# WHAT IS REQUIRED:
Copy out every line exactly as given.
start WORKING DATA
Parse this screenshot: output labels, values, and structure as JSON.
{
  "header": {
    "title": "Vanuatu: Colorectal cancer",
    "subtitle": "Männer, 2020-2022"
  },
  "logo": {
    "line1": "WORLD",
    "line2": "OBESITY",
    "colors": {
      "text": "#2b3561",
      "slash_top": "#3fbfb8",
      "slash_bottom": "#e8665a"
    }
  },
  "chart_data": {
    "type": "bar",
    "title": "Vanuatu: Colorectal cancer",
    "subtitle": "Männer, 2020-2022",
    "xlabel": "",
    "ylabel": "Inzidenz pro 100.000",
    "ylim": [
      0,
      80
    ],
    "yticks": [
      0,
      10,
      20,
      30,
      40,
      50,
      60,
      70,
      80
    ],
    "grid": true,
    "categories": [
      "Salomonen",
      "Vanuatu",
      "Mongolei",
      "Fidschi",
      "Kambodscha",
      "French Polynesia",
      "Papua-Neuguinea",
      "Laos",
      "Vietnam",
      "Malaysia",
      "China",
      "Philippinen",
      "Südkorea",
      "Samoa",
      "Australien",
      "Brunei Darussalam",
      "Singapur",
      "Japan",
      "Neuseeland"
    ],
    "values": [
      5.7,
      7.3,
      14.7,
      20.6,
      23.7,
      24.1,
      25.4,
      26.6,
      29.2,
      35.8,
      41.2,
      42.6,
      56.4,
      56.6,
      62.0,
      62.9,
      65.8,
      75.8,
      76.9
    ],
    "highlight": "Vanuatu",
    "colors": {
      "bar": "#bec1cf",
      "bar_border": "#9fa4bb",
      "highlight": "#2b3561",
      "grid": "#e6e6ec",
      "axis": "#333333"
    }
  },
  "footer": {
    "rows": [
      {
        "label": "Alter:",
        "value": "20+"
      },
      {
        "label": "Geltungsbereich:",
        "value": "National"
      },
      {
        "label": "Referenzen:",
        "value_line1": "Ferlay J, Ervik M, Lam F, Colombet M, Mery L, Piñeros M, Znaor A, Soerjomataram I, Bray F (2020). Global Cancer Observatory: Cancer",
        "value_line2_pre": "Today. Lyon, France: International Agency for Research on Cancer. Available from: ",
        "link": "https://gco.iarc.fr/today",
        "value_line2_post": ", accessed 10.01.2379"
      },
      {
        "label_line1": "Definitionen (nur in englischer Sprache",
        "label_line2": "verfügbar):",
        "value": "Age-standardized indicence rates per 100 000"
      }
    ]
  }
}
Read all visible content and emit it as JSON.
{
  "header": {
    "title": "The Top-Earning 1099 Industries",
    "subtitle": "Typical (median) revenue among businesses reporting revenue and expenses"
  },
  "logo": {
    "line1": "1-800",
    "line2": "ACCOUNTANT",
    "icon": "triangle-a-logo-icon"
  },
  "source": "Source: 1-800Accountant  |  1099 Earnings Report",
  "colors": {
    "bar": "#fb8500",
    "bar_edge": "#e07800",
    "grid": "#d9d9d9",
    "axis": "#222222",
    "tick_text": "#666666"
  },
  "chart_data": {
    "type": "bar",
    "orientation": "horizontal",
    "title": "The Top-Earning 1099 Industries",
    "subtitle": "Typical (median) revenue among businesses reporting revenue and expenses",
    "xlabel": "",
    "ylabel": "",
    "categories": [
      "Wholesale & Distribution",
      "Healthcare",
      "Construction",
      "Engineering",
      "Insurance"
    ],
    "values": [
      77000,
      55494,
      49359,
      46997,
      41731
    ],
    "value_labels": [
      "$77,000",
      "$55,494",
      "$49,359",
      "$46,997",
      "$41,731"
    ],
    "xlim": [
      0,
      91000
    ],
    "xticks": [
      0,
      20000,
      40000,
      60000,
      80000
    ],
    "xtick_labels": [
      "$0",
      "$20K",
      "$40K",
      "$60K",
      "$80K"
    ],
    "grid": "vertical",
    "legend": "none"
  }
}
end WORKING DATA
# RIGHT ANSWER:
Parse this screenshot: output labels, values, and structure as JSON.
{
  "header": {
    "title": "Vanuatu: Colorectal cancer",
    "subtitle": "Männer, 2020-2022"
  },
  "logo": {
    "line1": "WORLD",
    "line2": "OBESITY",
    "colors": {
      "text": "#2b3561",
      "slash_top": "#3fbfb8",
      "slash_bottom": "#e8665a"
    }
  },
  "chart_data": {
    "type": "bar",
    "title": "Vanuatu: Colorectal cancer",
    "subtitle": "Männer, 2020-2022",
    "xlabel": "",
    "ylabel": "Inzidenz pro 100.000",
    "ylim": [
      0,
      80
    ],
    "yticks": [
      0,
      10,
      20,
      30,
      40,
      50,
      60,
      70,
      80
    ],
    "grid": true,
    "categories": [
      "Salomonen",
      "Vanuatu",
      "Mongolei",
      "Fidschi",
      "Kambodscha",
      "French Polynesia",
      "Papua-Neuguinea",
      "Laos",
      "Vietnam",
      "Malaysia",
      "China",
      "Philippinen",
      "Südkorea",
      "Samoa",
      "Australien",
      "Brunei Darussalam",
      "Singapur",
      "Japan",
      "Neuseeland"
    ],
    "values": [
      5.7,
      7.3,
      14.7,
      20.6,
      23.7,
      24.1,
      25.4,
      26.6,
      29.2,
      35.8,
      41.2,
      42.6,
      56.4,
      56.6,
      62.0,
      62.9,
      65.8,
      75.8,
      76.9
    ],
    "highlight": "Vanuatu",
    "colors": {
      "bar": "#bec1cf",
      "bar_border": "#9fa4bb",
      "highlight": "#2b3561",
      "grid": "#e6e6ec",
      "axis": "#333333"
    }
  },
  "footer": {
    "rows": [
      {
        "label": "Alter:",
        "value": "20+"
      },
      {
        "label": "Geltungsbereich:",
        "value": "National"
      },
      {
        "label": "Referenzen:",
        "value_line1": "Ferlay J, Ervik M, Lam F, Colombet M, Mery L, Piñeros M, Znaor A, Soerjomataram I, Bray F (2020). Global Cancer Observatory: Cancer",
        "value_line2_pre": "Today. Lyon, France: International Agency for Research on Cancer. Available from: ",
        "link": "https://gco.iarc.fr/today",
        "value_line2_post": ", accessed 10.01.2379"
      },
      {
        "label_line1": "Definitionen (nur in englischer Sprache",
        "label_line2": "verfügbar):",
        "value": "Age-standardized indicence rates per 100 000"
      }
    ]
  }
}
Read all visible content and emit it as JSON.
{
  "header": {
    "title": "The Top-Earning 1099 Industries",
    "subtitle": "Typical (median) revenue among businesses reporting revenue and expenses"
  },
  "logo": {
    "line1": "1-800",
    "line2": "ACCOUNTANT",
    "icon": "triangle-a-logo-icon"
  },
  "source": "Source: 1-800Accountant  |  1099 Earnings Report",
  "colors": {
    "bar": "#fb8500",
    "bar_edge": "#e07800",
    "grid": "#d9d9d9",
    "axis": "#222222",
    "tick_text": "#666666"
  },
  "chart_data": {
    "type": "bar",
    "orientation": "horizontal",
    "title": "The Top-Earning 1099 Industries",
    "subtitle": "Typical (median) revenue among businesses reporting revenue and expenses",
    "xlabel": "",
    "ylabel": "",
    "categories": [
      "Wholesale & Distribution",
      "Healthcare",
      "Construction",
      "Engineering",
      "Insurance"
    ],
    "values": [
      77000,
      55494,
      49359,
      46997,
      41731
    ],
    "value_labels": [
      "$77,000",
      "$55,494",
      "$49,359",
      "$46,997",
      "$41,731"
    ],
    "xlim": [
      0,
      91000
    ],
    "xticks": [
      0,
      20000,
      40000,
      60000,
      80000
    ],
    "xtick_labels": [
      "$0",
      "$20K",
      "$40K",
      "$60K",
      "$80K"
    ],
    "grid": "vertical",
    "legend": "none"
  }
}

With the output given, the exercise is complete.